(Work to complete) In this material, which lines include the string "xlabel"? Show them.

(Records)

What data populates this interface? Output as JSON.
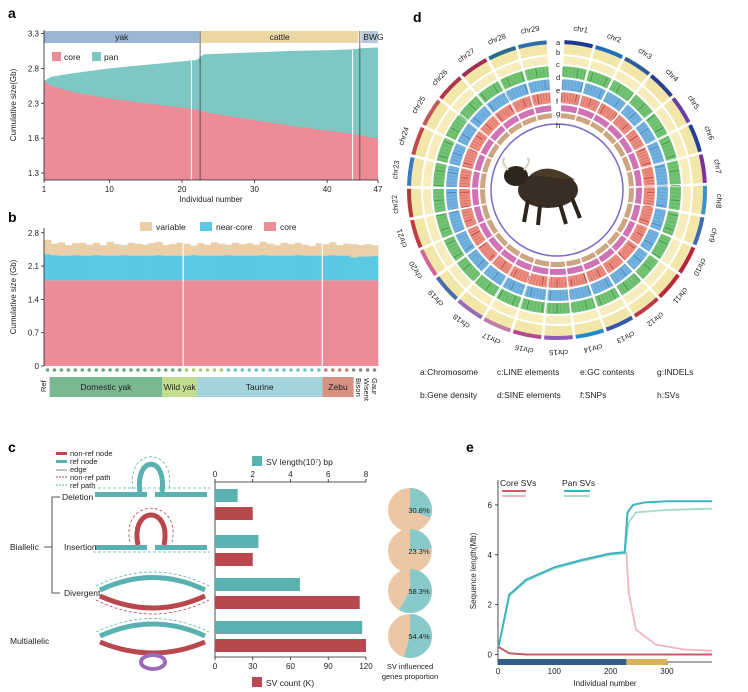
{
  "panel_a": {
    "label": "a",
    "groups": [
      {
        "name": "yak",
        "color": "#9bb5d3"
      },
      {
        "name": "cattle",
        "color": "#ead7a3"
      },
      {
        "name": "BWG",
        "color": "#b7c9d8"
      }
    ],
    "legend": {
      "core": "core",
      "pan": "pan"
    },
    "colors": {
      "core": "#ec8c96",
      "pan": "#7ec8c4"
    },
    "ylabel": "Cumulative size(Gb)",
    "xlabel": "Individual number",
    "yticks": [
      "3.3",
      "2.8",
      "2.3",
      "1.8",
      "1.3"
    ],
    "xticks": [
      "1",
      "10",
      "20",
      "30",
      "40",
      "47"
    ]
  },
  "panel_b": {
    "label": "b",
    "legend": {
      "variable": "variable",
      "near_core": "near-core",
      "core": "core"
    },
    "colors": {
      "variable": "#ebcfa8",
      "near_core": "#5bc8e4",
      "core": "#ec8c96"
    },
    "ylabel": "Cumulative size (Gb)",
    "yticks": [
      "2.8",
      "2.1",
      "1.4",
      "0.7",
      "0"
    ],
    "ref_label": "Ref",
    "groups": [
      {
        "name": "Domestic yak",
        "color": "#7ab892"
      },
      {
        "name": "Wild yak",
        "color": "#c2dd8e"
      },
      {
        "name": "Taurine",
        "color": "#a3d4dc"
      },
      {
        "name": "Zebu",
        "color": "#d99182"
      }
    ],
    "extra_labels": [
      "Bison",
      "Wisent",
      "Gaur"
    ]
  },
  "panel_c": {
    "label": "c",
    "legend": {
      "non_ref_node": "non-ref node",
      "ref_node": "ref node",
      "edge": "edge",
      "non_ref_path": "non-ref path",
      "ref_path": "ref path"
    },
    "colors": {
      "ref": "#5ab2b0",
      "nonref": "#b8484e",
      "piechart_bg": "#ebc7a5",
      "piechart_fg": "#87cac9"
    },
    "categories_left": {
      "biallelic": "Biallelic",
      "multiallelic": "Multiallelic"
    },
    "categories": [
      "Deletion",
      "Insertion",
      "Divergent"
    ],
    "top_axis_label": "SV length(10⁷) bp",
    "bottom_axis_label": "SV count (K)",
    "top_ticks": [
      "0",
      "2",
      "4",
      "6",
      "8"
    ],
    "bottom_ticks": [
      "0",
      "30",
      "60",
      "90",
      "120"
    ],
    "pie_caption_1": "SV  influenced",
    "pie_caption_2": "genes proportion"
  },
  "chart_data": [
    {
      "type": "area",
      "panel": "a",
      "xlabel": "Individual number",
      "ylabel": "Cumulative size(Gb)",
      "xlim": [
        1,
        47
      ],
      "ylim": [
        1.2,
        3.35
      ],
      "x": [
        1,
        2,
        5,
        10,
        15,
        20,
        22,
        23,
        25,
        30,
        35,
        40,
        43,
        44,
        45,
        47
      ],
      "series": [
        {
          "name": "core",
          "values": [
            2.62,
            2.55,
            2.46,
            2.37,
            2.3,
            2.24,
            2.21,
            2.18,
            2.14,
            2.06,
            1.98,
            1.91,
            1.87,
            1.85,
            1.83,
            1.8
          ]
        },
        {
          "name": "pan",
          "values": [
            2.62,
            2.68,
            2.73,
            2.8,
            2.85,
            2.9,
            2.92,
            3.0,
            3.01,
            3.03,
            3.05,
            3.06,
            3.07,
            3.08,
            3.09,
            3.1
          ]
        }
      ]
    },
    {
      "type": "bar",
      "panel": "b",
      "ylabel": "Cumulative size (Gb)",
      "ylim": [
        0,
        2.9
      ],
      "series": [
        {
          "name": "core",
          "values": [
            1.8,
            1.8,
            1.8,
            1.8,
            1.8,
            1.8,
            1.8,
            1.8,
            1.8,
            1.8,
            1.8,
            1.8,
            1.8,
            1.8,
            1.8,
            1.8,
            1.8,
            1.8,
            1.8,
            1.8,
            1.8,
            1.8,
            1.8,
            1.8,
            1.8,
            1.8,
            1.8,
            1.8,
            1.8,
            1.8,
            1.8,
            1.8,
            1.8,
            1.8,
            1.8,
            1.8,
            1.8,
            1.8,
            1.8,
            1.8,
            1.8,
            1.8,
            1.8,
            1.8,
            1.8,
            1.8,
            1.8,
            1.8
          ]
        },
        {
          "name": "near-core",
          "values": [
            0.55,
            0.53,
            0.52,
            0.52,
            0.53,
            0.52,
            0.52,
            0.53,
            0.52,
            0.52,
            0.52,
            0.53,
            0.52,
            0.52,
            0.52,
            0.52,
            0.53,
            0.52,
            0.52,
            0.52,
            0.52,
            0.53,
            0.52,
            0.52,
            0.52,
            0.52,
            0.53,
            0.52,
            0.52,
            0.52,
            0.52,
            0.53,
            0.52,
            0.52,
            0.52,
            0.52,
            0.53,
            0.52,
            0.52,
            0.52,
            0.52,
            0.53,
            0.52,
            0.52,
            0.48,
            0.5,
            0.5,
            0.51
          ]
        },
        {
          "name": "variable",
          "values": [
            0.3,
            0.24,
            0.28,
            0.22,
            0.25,
            0.27,
            0.23,
            0.26,
            0.22,
            0.29,
            0.24,
            0.21,
            0.27,
            0.25,
            0.23,
            0.26,
            0.28,
            0.22,
            0.24,
            0.27,
            0.25,
            0.2,
            0.26,
            0.23,
            0.28,
            0.25,
            0.22,
            0.27,
            0.24,
            0.26,
            0.23,
            0.28,
            0.25,
            0.22,
            0.27,
            0.24,
            0.26,
            0.23,
            0.2,
            0.26,
            0.24,
            0.27,
            0.22,
            0.25,
            0.28,
            0.24,
            0.26,
            0.23
          ]
        }
      ]
    },
    {
      "type": "bar",
      "panel": "c",
      "categories": [
        "Deletion",
        "Insertion",
        "Divergent",
        "Multiallelic"
      ],
      "series": [
        {
          "name": "SV length(10⁷) bp",
          "values": [
            1.2,
            2.3,
            4.5,
            7.8
          ]
        },
        {
          "name": "SV count (K)",
          "values": [
            30,
            30,
            115,
            120
          ]
        }
      ],
      "pie_percent": [
        30.8,
        23.3,
        58.3,
        54.4
      ]
    },
    {
      "type": "line",
      "panel": "e",
      "xlabel": "Individual number",
      "ylabel": "Sequence length(Mb)",
      "xlim": [
        0,
        380
      ],
      "ylim": [
        -0.3,
        7
      ],
      "yticks": [
        "0",
        "2",
        "4",
        "6"
      ],
      "xticks": [
        "0",
        "100",
        "200",
        "300"
      ],
      "legend": {
        "core": "Core SVs",
        "pan": "Pan SVs"
      },
      "x": [
        1,
        20,
        50,
        100,
        150,
        200,
        225,
        230,
        240,
        260,
        300,
        380
      ],
      "series": [
        {
          "name": "Pan SVs",
          "values": [
            0.3,
            2.4,
            3.0,
            3.5,
            3.8,
            4.05,
            4.1,
            5.7,
            6.0,
            6.1,
            6.15,
            6.15
          ]
        },
        {
          "name": "Core SVs",
          "values": [
            0.3,
            0.05,
            0.0,
            0.0,
            0.0,
            0.0,
            0.0,
            0.0,
            0.0,
            0.0,
            0.0,
            0.0
          ]
        }
      ]
    }
  ],
  "panel_d": {
    "label": "d",
    "chromosomes": [
      "chr1",
      "chr2",
      "chr3",
      "chr4",
      "chr5",
      "chr6",
      "chr7",
      "chr8",
      "chr9",
      "chr10",
      "chr11",
      "chr12",
      "chr13",
      "chr14",
      "chr15",
      "chr16",
      "chr17",
      "chr18",
      "chr19",
      "chr20",
      "chr21",
      "chr22",
      "chr23",
      "chr24",
      "chr25",
      "chr26",
      "chr27",
      "chr28",
      "chr29"
    ],
    "chr_colors": [
      "#1a3a8f",
      "#1f6fbf",
      "#2a5d9a",
      "#2c3f8f",
      "#6b3fa0",
      "#21409a",
      "#7e2fa0",
      "#3a8fd0",
      "#3f6bb0",
      "#b4243c",
      "#b62a3a",
      "#c0364a",
      "#3857a8",
      "#1f8ac8",
      "#8e5ab8",
      "#b44a8e",
      "#c07aa8",
      "#9a6bb8",
      "#4a6ba8",
      "#d0669a",
      "#c23a40",
      "#b23a3a",
      "#3a7bbf",
      "#c04a4a",
      "#c05a5a",
      "#b0344a",
      "#a03050",
      "#2a6a8a",
      "#2f6fa8"
    ],
    "track_letters": [
      "a",
      "b",
      "c",
      "d",
      "e",
      "f",
      "g",
      "h"
    ],
    "legend": [
      "a:Chromosome",
      "c:LINE elements",
      "e:GC contents",
      "g:INDELs",
      "b:Gene density",
      "d:SINE elements",
      "f:SNPs",
      "h:SVs"
    ]
  },
  "panel_e": {
    "label": "e",
    "legend": {
      "core": "Core SVs",
      "pan": "Pan SVs"
    },
    "colors": {
      "core_dark": "#c4606a",
      "core_light": "#f0b6bc",
      "pan_dark": "#3bb4bf",
      "pan_light": "#a7dcc8"
    }
  }
}
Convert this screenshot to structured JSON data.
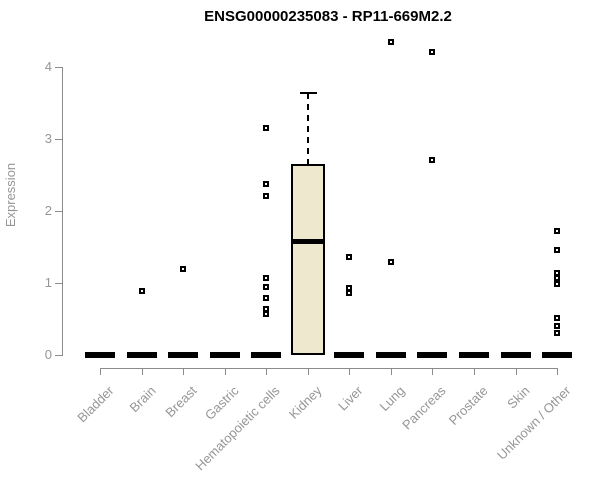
{
  "chart_data": {
    "type": "boxplot",
    "title": "ENSG00000235083 - RP11-669M2.2",
    "xlabel": "",
    "ylabel": "Expression",
    "ylim": [
      0,
      4.4
    ],
    "yticks": [
      0,
      1,
      2,
      3,
      4
    ],
    "grid": false,
    "legend": "none",
    "categories": [
      "Bladder",
      "Brain",
      "Breast",
      "Gastric",
      "Hematopoietic cells",
      "Kidney",
      "Liver",
      "Lung",
      "Pancreas",
      "Prostate",
      "Skin",
      "Unknown / Other"
    ],
    "boxes": [
      {
        "category": "Bladder",
        "q1": 0,
        "median": 0,
        "q3": 0,
        "whisker_low": 0,
        "whisker_high": 0,
        "outliers": []
      },
      {
        "category": "Brain",
        "q1": 0,
        "median": 0,
        "q3": 0,
        "whisker_low": 0,
        "whisker_high": 0,
        "outliers": [
          0.89
        ]
      },
      {
        "category": "Breast",
        "q1": 0,
        "median": 0,
        "q3": 0,
        "whisker_low": 0,
        "whisker_high": 0,
        "outliers": [
          1.19
        ]
      },
      {
        "category": "Gastric",
        "q1": 0,
        "median": 0,
        "q3": 0,
        "whisker_low": 0,
        "whisker_high": 0,
        "outliers": []
      },
      {
        "category": "Hematopoietic cells",
        "q1": 0,
        "median": 0,
        "q3": 0,
        "whisker_low": 0,
        "whisker_high": 0,
        "outliers": [
          3.15,
          2.37,
          2.21,
          1.07,
          0.94,
          0.79,
          0.64,
          0.57
        ]
      },
      {
        "category": "Kidney",
        "q1": 0,
        "median": 1.59,
        "q3": 2.65,
        "whisker_low": 0,
        "whisker_high": 3.64,
        "outliers": []
      },
      {
        "category": "Liver",
        "q1": 0,
        "median": 0,
        "q3": 0,
        "whisker_low": 0,
        "whisker_high": 0,
        "outliers": [
          1.36,
          0.93,
          0.86
        ]
      },
      {
        "category": "Lung",
        "q1": 0,
        "median": 0,
        "q3": 0,
        "whisker_low": 0,
        "whisker_high": 0,
        "outliers": [
          4.35,
          1.29
        ]
      },
      {
        "category": "Pancreas",
        "q1": 0,
        "median": 0,
        "q3": 0,
        "whisker_low": 0,
        "whisker_high": 0,
        "outliers": [
          4.21,
          2.71
        ]
      },
      {
        "category": "Prostate",
        "q1": 0,
        "median": 0,
        "q3": 0,
        "whisker_low": 0,
        "whisker_high": 0,
        "outliers": []
      },
      {
        "category": "Skin",
        "q1": 0,
        "median": 0,
        "q3": 0,
        "whisker_low": 0,
        "whisker_high": 0,
        "outliers": []
      },
      {
        "category": "Unknown / Other",
        "q1": 0,
        "median": 0,
        "q3": 0,
        "whisker_low": 0,
        "whisker_high": 0,
        "outliers": [
          1.72,
          1.46,
          1.14,
          1.07,
          0.98,
          0.51,
          0.4,
          0.31
        ]
      }
    ],
    "colors": {
      "background": "#ffffff",
      "title": "#000000",
      "axis": "#8c8c8c",
      "axis_text": "#969696",
      "box_fill": "#EDE8CE",
      "box_border": "#000000",
      "outlier": "#000000"
    }
  }
}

(Solution for this task)
    "xlabel": "Individual number",
      "xlabel": "Individual number",
      "xlabel": "Individual number",
    "xlabel": "",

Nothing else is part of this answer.